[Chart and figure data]
begin

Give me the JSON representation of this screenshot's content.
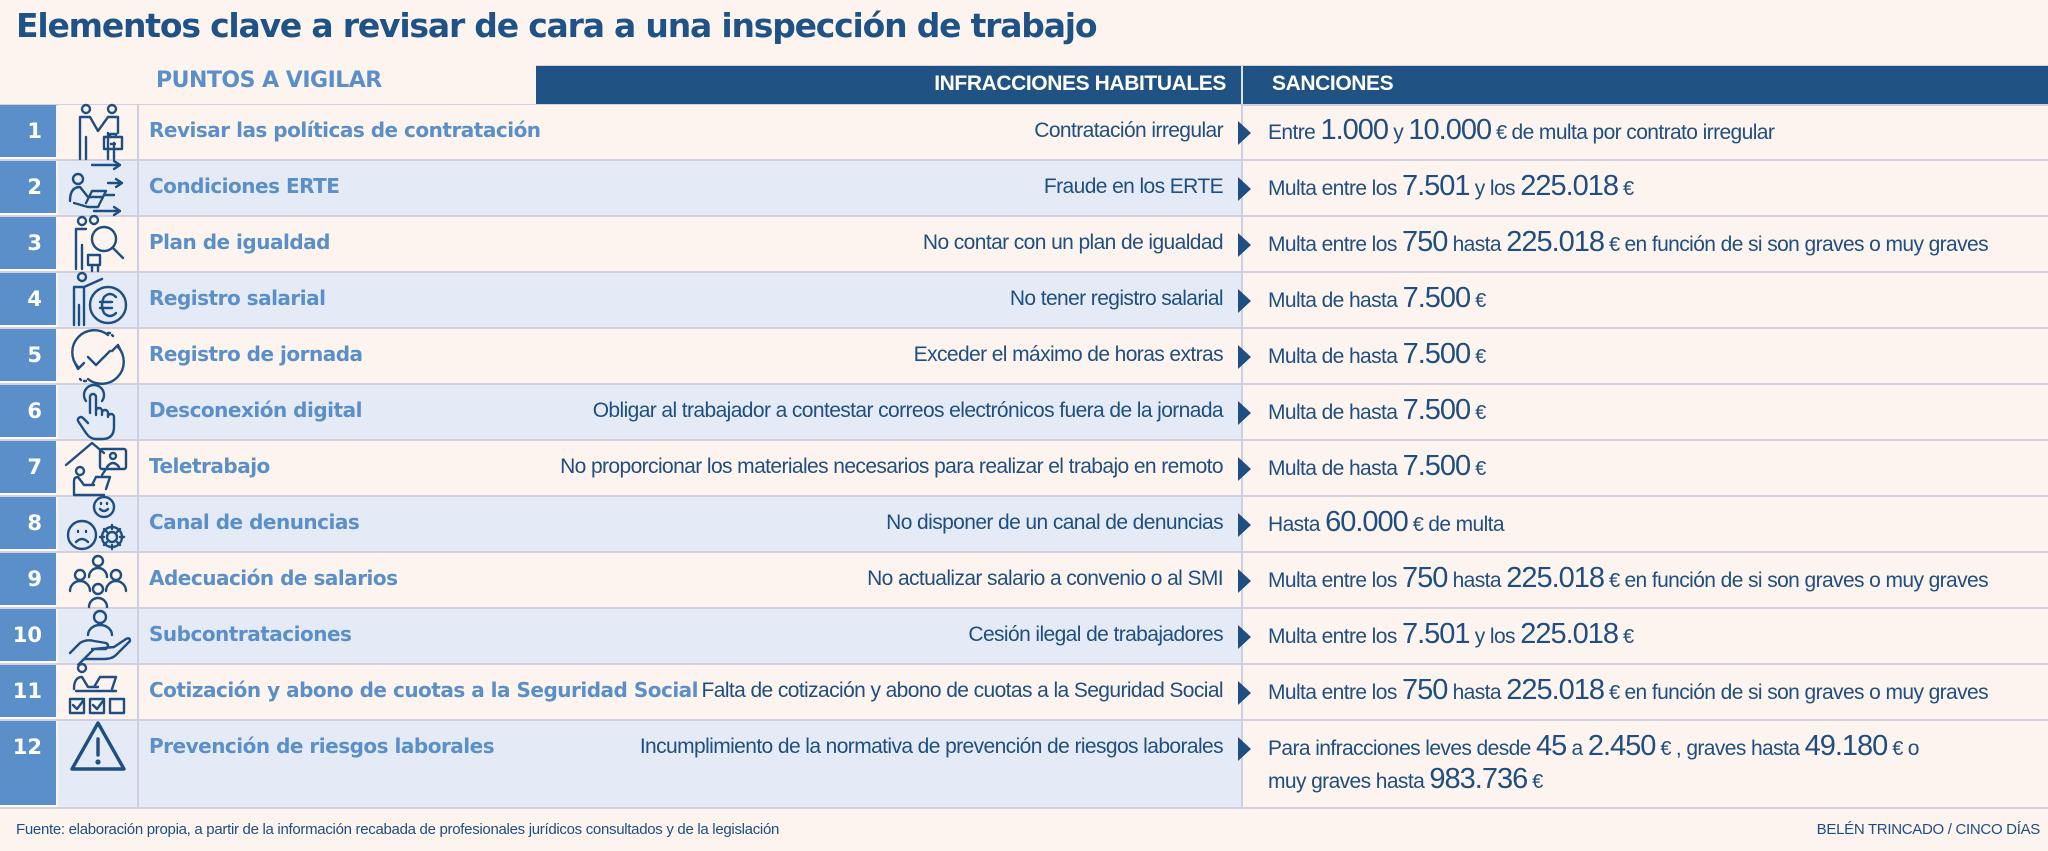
{
  "title": "Elementos clave a revisar de cara a una inspección de trabajo",
  "headers": {
    "puntos": "PUNTOS A VIGILAR",
    "infracciones": "INFRACCIONES HABITUALES",
    "sanciones": "SANCIONES"
  },
  "colors": {
    "background": "#fdf4ef",
    "alt_row": "#e4ebf6",
    "header_bar": "#205284",
    "number_column": "#5b8fc9",
    "accent_text": "#5b8fc9",
    "body_text": "#1f4e82"
  },
  "rows": [
    {
      "num": "1",
      "icon": "handshake-icon",
      "punto": "Revisar las políticas de contratación",
      "infraccion": "Contratación irregular",
      "sancion": [
        {
          "t": "Entre "
        },
        {
          "b": "1.000"
        },
        {
          "t": " y "
        },
        {
          "b": "10.000"
        },
        {
          "e": " € "
        },
        {
          "t": "de multa por contrato irregular"
        }
      ]
    },
    {
      "num": "2",
      "icon": "person-laptop-arrows-icon",
      "punto": "Condiciones ERTE",
      "infraccion": "Fraude en los ERTE",
      "sancion": [
        {
          "t": "Multa entre los "
        },
        {
          "b": "7.501"
        },
        {
          "t": " y los "
        },
        {
          "b": "225.018"
        },
        {
          "e": " €"
        }
      ]
    },
    {
      "num": "3",
      "icon": "people-magnifier-icon",
      "punto": "Plan de igualdad",
      "infraccion": "No contar con un plan de igualdad",
      "sancion": [
        {
          "t": "Multa entre los "
        },
        {
          "b": "750"
        },
        {
          "t": " hasta "
        },
        {
          "b": "225.018"
        },
        {
          "e": " € "
        },
        {
          "t": "en función de si son graves o muy graves"
        }
      ]
    },
    {
      "num": "4",
      "icon": "person-euro-icon",
      "punto": "Registro salarial",
      "infraccion": "No tener registro salarial",
      "sancion": [
        {
          "t": "Multa de hasta "
        },
        {
          "b": "7.500"
        },
        {
          "e": " €"
        }
      ]
    },
    {
      "num": "5",
      "icon": "cycle-check-icon",
      "punto": "Registro de jornada",
      "infraccion": "Exceder el máximo de horas extras",
      "sancion": [
        {
          "t": "Multa de hasta "
        },
        {
          "b": "7.500"
        },
        {
          "e": " €"
        }
      ]
    },
    {
      "num": "6",
      "icon": "hand-pointer-icon",
      "punto": "Desconexión digital",
      "infraccion": "Obligar al trabajador a contestar correos electrónicos fuera de la jornada",
      "sancion": [
        {
          "t": "Multa de hasta "
        },
        {
          "b": "7.500"
        },
        {
          "e": " €"
        }
      ]
    },
    {
      "num": "7",
      "icon": "home-office-icon",
      "punto": "Teletrabajo",
      "infraccion": "No proporcionar los materiales necesarios para realizar el trabajo en remoto",
      "sancion": [
        {
          "t": "Multa de hasta "
        },
        {
          "b": "7.500"
        },
        {
          "e": " €"
        }
      ]
    },
    {
      "num": "8",
      "icon": "faces-gear-icon",
      "punto": "Canal de denuncias",
      "infraccion": "No disponer de un canal de denuncias",
      "sancion": [
        {
          "t": "Hasta "
        },
        {
          "b": "60.000"
        },
        {
          "e": " € "
        },
        {
          "t": "de multa"
        }
      ]
    },
    {
      "num": "9",
      "icon": "group-people-icon",
      "punto": "Adecuación de salarios",
      "infraccion": "No actualizar salario a convenio o al SMI",
      "sancion": [
        {
          "t": "Multa entre los "
        },
        {
          "b": "750"
        },
        {
          "t": " hasta "
        },
        {
          "b": "225.018"
        },
        {
          "e": " € "
        },
        {
          "t": "en función de si son graves o muy graves"
        }
      ]
    },
    {
      "num": "10",
      "icon": "hand-person-icon",
      "punto": "Subcontrataciones",
      "infraccion": "Cesión ilegal de trabajadores",
      "sancion": [
        {
          "t": "Multa entre los "
        },
        {
          "b": "7.501"
        },
        {
          "t": " y los "
        },
        {
          "b": "225.018"
        },
        {
          "e": " €"
        }
      ]
    },
    {
      "num": "11",
      "icon": "person-desk-checkboxes-icon",
      "punto": "Cotización y abono de cuotas a la Seguridad Social",
      "infraccion": "Falta de cotización y abono de cuotas a la Seguridad Social",
      "sancion": [
        {
          "t": "Multa entre los "
        },
        {
          "b": "750"
        },
        {
          "t": " hasta "
        },
        {
          "b": "225.018"
        },
        {
          "e": " € "
        },
        {
          "t": "en función de si son graves o muy graves"
        }
      ]
    },
    {
      "num": "12",
      "icon": "warning-icon",
      "punto": "Prevención de riesgos laborales",
      "infraccion": "Incumplimiento de la normativa de prevención de riesgos laborales",
      "sancion": [
        {
          "t": "Para infracciones leves desde "
        },
        {
          "b": "45"
        },
        {
          "t": " a "
        },
        {
          "b": "2.450"
        },
        {
          "e": " € "
        },
        {
          "t": ", graves hasta "
        },
        {
          "b": "49.180"
        },
        {
          "e": " € "
        },
        {
          "t": " o"
        },
        {
          "br": true
        },
        {
          "t": "muy graves hasta "
        },
        {
          "b": "983.736"
        },
        {
          "e": " €"
        }
      ]
    }
  ],
  "footer": {
    "source": "Fuente: elaboración propia, a partir de la información recabada de profesionales jurídicos consultados y de la legislación",
    "credit": "BELÉN TRINCADO / CINCO DÍAS"
  }
}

end

## [TASK STATEMENT]
Among the records above, how many lines carry the string "cuotas"? Reply with the number alone.

## [PROBLEM SOLUTION]
2